**Work instructions**
A word-for-word copy of the entries is the only acceptable reply.

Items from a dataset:
-------------------------

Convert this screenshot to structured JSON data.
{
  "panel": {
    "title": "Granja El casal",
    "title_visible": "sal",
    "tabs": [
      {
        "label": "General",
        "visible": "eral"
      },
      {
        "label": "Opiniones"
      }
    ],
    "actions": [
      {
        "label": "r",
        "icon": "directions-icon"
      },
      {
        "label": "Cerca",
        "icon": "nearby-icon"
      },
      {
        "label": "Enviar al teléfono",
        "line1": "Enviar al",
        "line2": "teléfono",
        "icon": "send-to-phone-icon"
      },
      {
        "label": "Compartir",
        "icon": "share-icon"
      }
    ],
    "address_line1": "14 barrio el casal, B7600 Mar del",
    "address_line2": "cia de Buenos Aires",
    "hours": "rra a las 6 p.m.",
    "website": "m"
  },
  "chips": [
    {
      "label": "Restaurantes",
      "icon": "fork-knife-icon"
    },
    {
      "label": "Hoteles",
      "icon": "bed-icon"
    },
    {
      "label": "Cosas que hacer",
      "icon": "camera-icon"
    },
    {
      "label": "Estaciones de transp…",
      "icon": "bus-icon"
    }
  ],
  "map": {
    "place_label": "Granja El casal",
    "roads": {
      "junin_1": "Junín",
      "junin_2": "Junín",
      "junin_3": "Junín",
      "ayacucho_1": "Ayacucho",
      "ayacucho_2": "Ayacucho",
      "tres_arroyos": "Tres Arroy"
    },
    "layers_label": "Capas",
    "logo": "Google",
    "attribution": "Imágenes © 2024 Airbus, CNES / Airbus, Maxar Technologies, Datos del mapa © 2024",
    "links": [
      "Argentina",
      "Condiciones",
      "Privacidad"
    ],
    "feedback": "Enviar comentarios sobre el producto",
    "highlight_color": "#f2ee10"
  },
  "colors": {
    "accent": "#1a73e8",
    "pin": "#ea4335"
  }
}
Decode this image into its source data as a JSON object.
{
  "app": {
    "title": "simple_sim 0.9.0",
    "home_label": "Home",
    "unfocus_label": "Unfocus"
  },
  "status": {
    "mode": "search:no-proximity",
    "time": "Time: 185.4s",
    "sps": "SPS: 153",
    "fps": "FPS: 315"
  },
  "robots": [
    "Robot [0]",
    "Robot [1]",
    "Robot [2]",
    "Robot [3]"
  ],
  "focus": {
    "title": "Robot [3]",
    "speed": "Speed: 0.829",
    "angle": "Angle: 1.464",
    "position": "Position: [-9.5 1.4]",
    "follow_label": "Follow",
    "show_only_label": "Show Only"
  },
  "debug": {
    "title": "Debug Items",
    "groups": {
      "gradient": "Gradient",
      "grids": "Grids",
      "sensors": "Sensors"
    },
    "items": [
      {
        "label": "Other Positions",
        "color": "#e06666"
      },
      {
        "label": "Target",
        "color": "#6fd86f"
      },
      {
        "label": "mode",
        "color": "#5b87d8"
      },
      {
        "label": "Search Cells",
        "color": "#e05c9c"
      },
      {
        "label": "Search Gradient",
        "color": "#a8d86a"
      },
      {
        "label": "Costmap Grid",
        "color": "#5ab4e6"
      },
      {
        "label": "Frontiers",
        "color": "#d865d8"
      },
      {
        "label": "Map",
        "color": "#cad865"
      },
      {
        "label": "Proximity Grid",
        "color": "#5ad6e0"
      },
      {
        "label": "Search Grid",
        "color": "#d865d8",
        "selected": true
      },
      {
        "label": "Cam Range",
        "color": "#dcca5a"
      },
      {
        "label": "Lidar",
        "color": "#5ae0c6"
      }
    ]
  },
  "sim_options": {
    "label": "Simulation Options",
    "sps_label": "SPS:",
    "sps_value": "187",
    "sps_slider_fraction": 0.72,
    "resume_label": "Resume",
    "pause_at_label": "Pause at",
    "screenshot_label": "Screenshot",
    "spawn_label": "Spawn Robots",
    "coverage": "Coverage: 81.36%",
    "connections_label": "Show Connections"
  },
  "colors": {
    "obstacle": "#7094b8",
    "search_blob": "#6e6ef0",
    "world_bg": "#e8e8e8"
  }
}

-------------------------

**Written answer**
Convert this screenshot to structured JSON data.
{
  "panel": {
    "title": "Granja El casal",
    "title_visible": "sal",
    "tabs": [
      {
        "label": "General",
        "visible": "eral"
      },
      {
        "label": "Opiniones"
      }
    ],
    "actions": [
      {
        "label": "r",
        "icon": "directions-icon"
      },
      {
        "label": "Cerca",
        "icon": "nearby-icon"
      },
      {
        "label": "Enviar al teléfono",
        "line1": "Enviar al",
        "line2": "teléfono",
        "icon": "send-to-phone-icon"
      },
      {
        "label": "Compartir",
        "icon": "share-icon"
      }
    ],
    "address_line1": "14 barrio el casal, B7600 Mar del",
    "address_line2": "cia de Buenos Aires",
    "hours": "rra a las 6 p.m.",
    "website": "m"
  },
  "chips": [
    {
      "label": "Restaurantes",
      "icon": "fork-knife-icon"
    },
    {
      "label": "Hoteles",
      "icon": "bed-icon"
    },
    {
      "label": "Cosas que hacer",
      "icon": "camera-icon"
    },
    {
      "label": "Estaciones de transp…",
      "icon": "bus-icon"
    }
  ],
  "map": {
    "place_label": "Granja El casal",
    "roads": {
      "junin_1": "Junín",
      "junin_2": "Junín",
      "junin_3": "Junín",
      "ayacucho_1": "Ayacucho",
      "ayacucho_2": "Ayacucho",
      "tres_arroyos": "Tres Arroy"
    },
    "layers_label": "Capas",
    "logo": "Google",
    "attribution": "Imágenes © 2024 Airbus, CNES / Airbus, Maxar Technologies, Datos del mapa © 2024",
    "links": [
      "Argentina",
      "Condiciones",
      "Privacidad"
    ],
    "feedback": "Enviar comentarios sobre el producto",
    "highlight_color": "#f2ee10"
  },
  "colors": {
    "accent": "#1a73e8",
    "pin": "#ea4335"
  }
}
Decode this image into its source data as a JSON object.
{
  "app": {
    "title": "simple_sim 0.9.0",
    "home_label": "Home",
    "unfocus_label": "Unfocus"
  },
  "status": {
    "mode": "search:no-proximity",
    "time": "Time: 185.4s",
    "sps": "SPS: 153",
    "fps": "FPS: 315"
  },
  "robots": [
    "Robot [0]",
    "Robot [1]",
    "Robot [2]",
    "Robot [3]"
  ],
  "focus": {
    "title": "Robot [3]",
    "speed": "Speed: 0.829",
    "angle": "Angle: 1.464",
    "position": "Position: [-9.5 1.4]",
    "follow_label": "Follow",
    "show_only_label": "Show Only"
  },
  "debug": {
    "title": "Debug Items",
    "groups": {
      "gradient": "Gradient",
      "grids": "Grids",
      "sensors": "Sensors"
    },
    "items": [
      {
        "label": "Other Positions",
        "color": "#e06666"
      },
      {
        "label": "Target",
        "color": "#6fd86f"
      },
      {
        "label": "mode",
        "color": "#5b87d8"
      },
      {
        "label": "Search Cells",
        "color": "#e05c9c"
      },
      {
        "label": "Search Gradient",
        "color": "#a8d86a"
      },
      {
        "label": "Costmap Grid",
        "color": "#5ab4e6"
      },
      {
        "label": "Frontiers",
        "color": "#d865d8"
      },
      {
        "label": "Map",
        "color": "#cad865"
      },
      {
        "label": "Proximity Grid",
        "color": "#5ad6e0"
      },
      {
        "label": "Search Grid",
        "color": "#d865d8",
        "selected": true
      },
      {
        "label": "Cam Range",
        "color": "#dcca5a"
      },
      {
        "label": "Lidar",
        "color": "#5ae0c6"
      }
    ]
  },
  "sim_options": {
    "label": "Simulation Options",
    "sps_label": "SPS:",
    "sps_value": "187",
    "sps_slider_fraction": 0.72,
    "resume_label": "Resume",
    "pause_at_label": "Pause at",
    "screenshot_label": "Screenshot",
    "spawn_label": "Spawn Robots",
    "coverage": "Coverage: 81.36%",
    "connections_label": "Show Connections"
  },
  "colors": {
    "obstacle": "#7094b8",
    "search_blob": "#6e6ef0",
    "world_bg": "#e8e8e8"
  }
}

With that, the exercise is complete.